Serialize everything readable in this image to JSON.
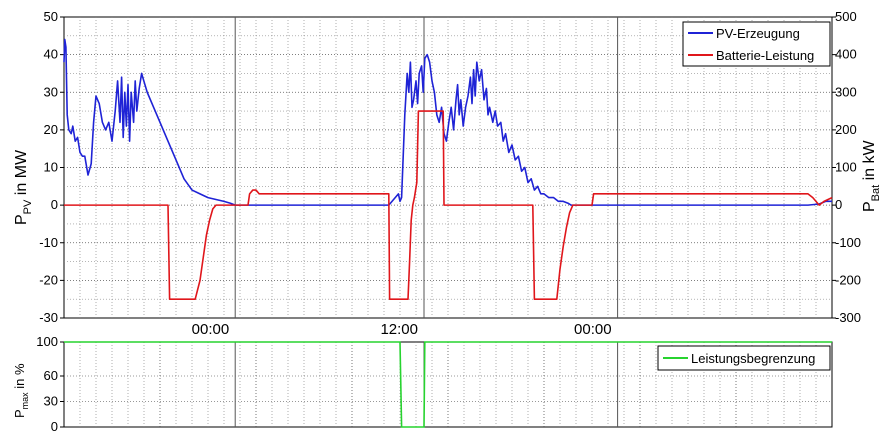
{
  "chart_data": [
    {
      "type": "line",
      "ylabel_left": {
        "main": "P",
        "sub": "PV",
        "suffix": " in MW"
      },
      "ylabel_right": {
        "main": "P",
        "sub": "Bat",
        "suffix": " in kW"
      },
      "ylim_left": [
        -30,
        50
      ],
      "ylim_right": [
        -300,
        500
      ],
      "yticks_left": [
        -30,
        -20,
        -10,
        0,
        10,
        20,
        30,
        40,
        50
      ],
      "yticks_right": [
        -300,
        -200,
        -100,
        0,
        100,
        200,
        300,
        400,
        500
      ],
      "x_range_hours": [
        0,
        48
      ],
      "time_labels": [
        {
          "t": 10.7,
          "label": "00:00"
        },
        {
          "t": 22.5,
          "label": "12:00"
        },
        {
          "t": 34.6,
          "label": "00:00"
        }
      ],
      "grid": true,
      "legend_position": "top-right",
      "colors": {
        "pv": "#1f23d6",
        "bat": "#e0161b"
      },
      "series": [
        {
          "name": "PV-Erzeugung",
          "axis": "left",
          "color": "#1f23d6",
          "points": [
            [
              0.0,
              38
            ],
            [
              0.05,
              44
            ],
            [
              0.12,
              42
            ],
            [
              0.2,
              24
            ],
            [
              0.3,
              20
            ],
            [
              0.45,
              19
            ],
            [
              0.55,
              21
            ],
            [
              0.7,
              17
            ],
            [
              0.85,
              18
            ],
            [
              1.0,
              14
            ],
            [
              1.15,
              13
            ],
            [
              1.3,
              13
            ],
            [
              1.5,
              8
            ],
            [
              1.7,
              11
            ],
            [
              1.85,
              22
            ],
            [
              2.0,
              29
            ],
            [
              2.2,
              27
            ],
            [
              2.4,
              22
            ],
            [
              2.6,
              20
            ],
            [
              2.8,
              22
            ],
            [
              3.0,
              17
            ],
            [
              3.2,
              25
            ],
            [
              3.35,
              33
            ],
            [
              3.5,
              22
            ],
            [
              3.6,
              34
            ],
            [
              3.7,
              18
            ],
            [
              3.8,
              30
            ],
            [
              3.9,
              21
            ],
            [
              4.0,
              32
            ],
            [
              4.1,
              17
            ],
            [
              4.2,
              30
            ],
            [
              4.35,
              22
            ],
            [
              4.45,
              33
            ],
            [
              4.55,
              25
            ],
            [
              4.7,
              31
            ],
            [
              4.85,
              35
            ],
            [
              5.2,
              30
            ],
            [
              5.6,
              26
            ],
            [
              6.0,
              22
            ],
            [
              6.5,
              17
            ],
            [
              7.0,
              12
            ],
            [
              7.5,
              7
            ],
            [
              8.0,
              4
            ],
            [
              8.5,
              3
            ],
            [
              9.0,
              2
            ],
            [
              9.5,
              1.5
            ],
            [
              10.0,
              1
            ],
            [
              10.4,
              0.5
            ],
            [
              10.7,
              0
            ],
            [
              11.5,
              0
            ],
            [
              13,
              0
            ],
            [
              15,
              0
            ],
            [
              17,
              0
            ],
            [
              19,
              0
            ],
            [
              20.3,
              0
            ],
            [
              20.5,
              1
            ],
            [
              20.7,
              2
            ],
            [
              20.9,
              3
            ],
            [
              21.0,
              1
            ],
            [
              21.1,
              2
            ],
            [
              21.3,
              24
            ],
            [
              21.45,
              35
            ],
            [
              21.55,
              30
            ],
            [
              21.65,
              38
            ],
            [
              21.75,
              26
            ],
            [
              21.85,
              28
            ],
            [
              22.0,
              33
            ],
            [
              22.1,
              27
            ],
            [
              22.2,
              35
            ],
            [
              22.35,
              37
            ],
            [
              22.45,
              30
            ],
            [
              22.55,
              39
            ],
            [
              22.7,
              40
            ],
            [
              22.85,
              38
            ],
            [
              23.0,
              33
            ],
            [
              23.15,
              30
            ],
            [
              23.3,
              24
            ],
            [
              23.45,
              22
            ],
            [
              23.6,
              26
            ],
            [
              23.75,
              19
            ],
            [
              23.9,
              17
            ],
            [
              24.05,
              22
            ],
            [
              24.2,
              26
            ],
            [
              24.35,
              20
            ],
            [
              24.5,
              28
            ],
            [
              24.6,
              32
            ],
            [
              24.7,
              24
            ],
            [
              24.8,
              28
            ],
            [
              24.95,
              21
            ],
            [
              25.1,
              26
            ],
            [
              25.25,
              29
            ],
            [
              25.4,
              34
            ],
            [
              25.5,
              27
            ],
            [
              25.6,
              36
            ],
            [
              25.7,
              29
            ],
            [
              25.8,
              38
            ],
            [
              25.95,
              33
            ],
            [
              26.1,
              36
            ],
            [
              26.25,
              28
            ],
            [
              26.4,
              31
            ],
            [
              26.5,
              24
            ],
            [
              26.6,
              26
            ],
            [
              26.8,
              22
            ],
            [
              26.95,
              25
            ],
            [
              27.1,
              21
            ],
            [
              27.3,
              22
            ],
            [
              27.45,
              17
            ],
            [
              27.6,
              19
            ],
            [
              27.8,
              14
            ],
            [
              28.0,
              16
            ],
            [
              28.2,
              12
            ],
            [
              28.4,
              13
            ],
            [
              28.6,
              9
            ],
            [
              28.8,
              10
            ],
            [
              29.0,
              6
            ],
            [
              29.2,
              7
            ],
            [
              29.4,
              4
            ],
            [
              29.6,
              5
            ],
            [
              29.8,
              3
            ],
            [
              30.0,
              3
            ],
            [
              30.3,
              2
            ],
            [
              30.6,
              2
            ],
            [
              30.9,
              1
            ],
            [
              31.2,
              1
            ],
            [
              31.5,
              0.5
            ],
            [
              31.7,
              0
            ],
            [
              33,
              0
            ],
            [
              35,
              0
            ],
            [
              37,
              0
            ],
            [
              39,
              0
            ],
            [
              41,
              0
            ],
            [
              43,
              0
            ],
            [
              45,
              0
            ],
            [
              46.5,
              0
            ],
            [
              47.2,
              0.3
            ],
            [
              47.6,
              1
            ],
            [
              48,
              1
            ]
          ]
        },
        {
          "name": "Batterie-Leistung",
          "axis": "right",
          "color": "#e0161b",
          "points": [
            [
              0,
              0
            ],
            [
              6.5,
              0
            ],
            [
              6.6,
              -250
            ],
            [
              8.2,
              -250
            ],
            [
              8.5,
              -200
            ],
            [
              8.7,
              -140
            ],
            [
              8.9,
              -80
            ],
            [
              9.1,
              -40
            ],
            [
              9.3,
              -10
            ],
            [
              9.5,
              0
            ],
            [
              11.5,
              0
            ],
            [
              11.6,
              30
            ],
            [
              11.8,
              40
            ],
            [
              12.0,
              40
            ],
            [
              12.2,
              30
            ],
            [
              20.3,
              30
            ],
            [
              20.35,
              -250
            ],
            [
              21.5,
              -250
            ],
            [
              21.6,
              -150
            ],
            [
              21.7,
              -40
            ],
            [
              21.8,
              0
            ],
            [
              21.9,
              20
            ],
            [
              22.05,
              60
            ],
            [
              22.15,
              250
            ],
            [
              23.7,
              250
            ],
            [
              23.75,
              0
            ],
            [
              29.3,
              0
            ],
            [
              29.4,
              -250
            ],
            [
              30.8,
              -250
            ],
            [
              31.0,
              -170
            ],
            [
              31.2,
              -110
            ],
            [
              31.4,
              -60
            ],
            [
              31.6,
              -20
            ],
            [
              31.8,
              0
            ],
            [
              33.0,
              0
            ],
            [
              33.1,
              30
            ],
            [
              34,
              30
            ],
            [
              36,
              30
            ],
            [
              40,
              30
            ],
            [
              44,
              30
            ],
            [
              46.5,
              30
            ],
            [
              46.8,
              20
            ],
            [
              47.2,
              0
            ],
            [
              47.5,
              10
            ],
            [
              48,
              20
            ]
          ]
        }
      ]
    },
    {
      "type": "line",
      "ylabel": {
        "main": "P",
        "sub": "max",
        "suffix": " in %"
      },
      "ylim": [
        0,
        100
      ],
      "yticks": [
        0,
        30,
        60,
        100
      ],
      "x_range_hours": [
        0,
        48
      ],
      "grid": true,
      "legend_position": "right",
      "series": [
        {
          "name": "Leistungsbegrenzung",
          "color": "#27d32f",
          "points": [
            [
              0,
              100
            ],
            [
              21.0,
              100
            ],
            [
              21.1,
              0
            ],
            [
              22.5,
              0
            ],
            [
              22.55,
              100
            ],
            [
              48,
              100
            ]
          ]
        }
      ]
    }
  ]
}
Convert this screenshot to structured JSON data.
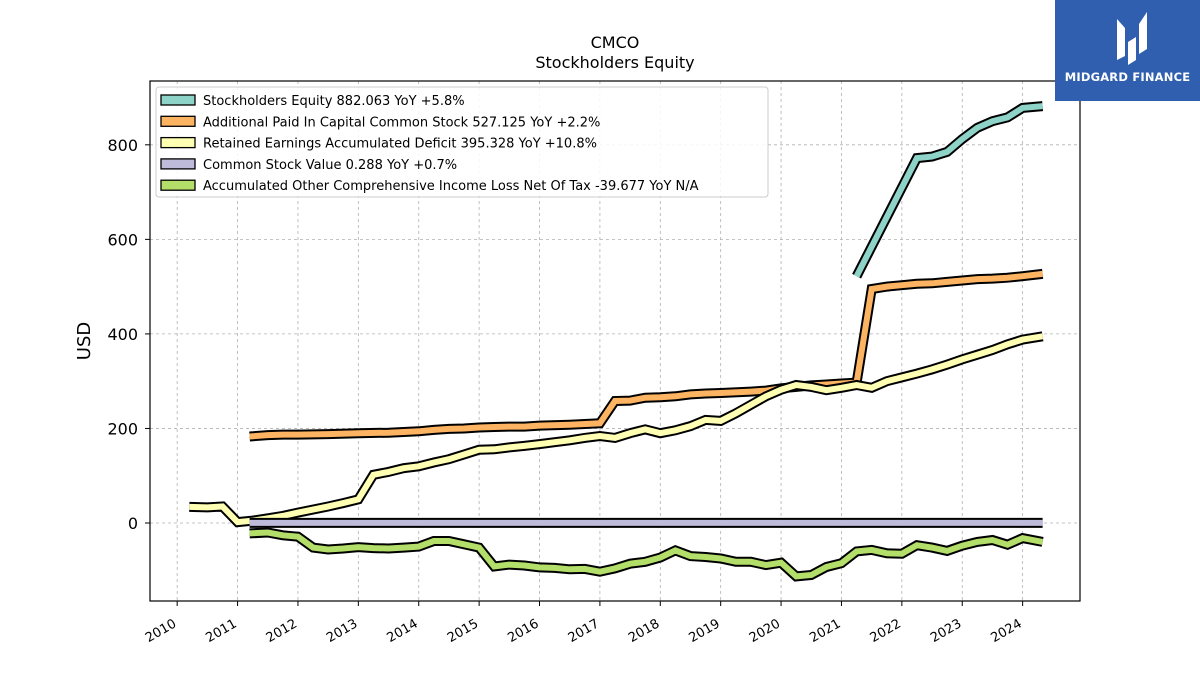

#####

- Directions for this task: Check each line of the data above for the word "JSON" and say how many lines have it. Give the number alone.

- The result: 2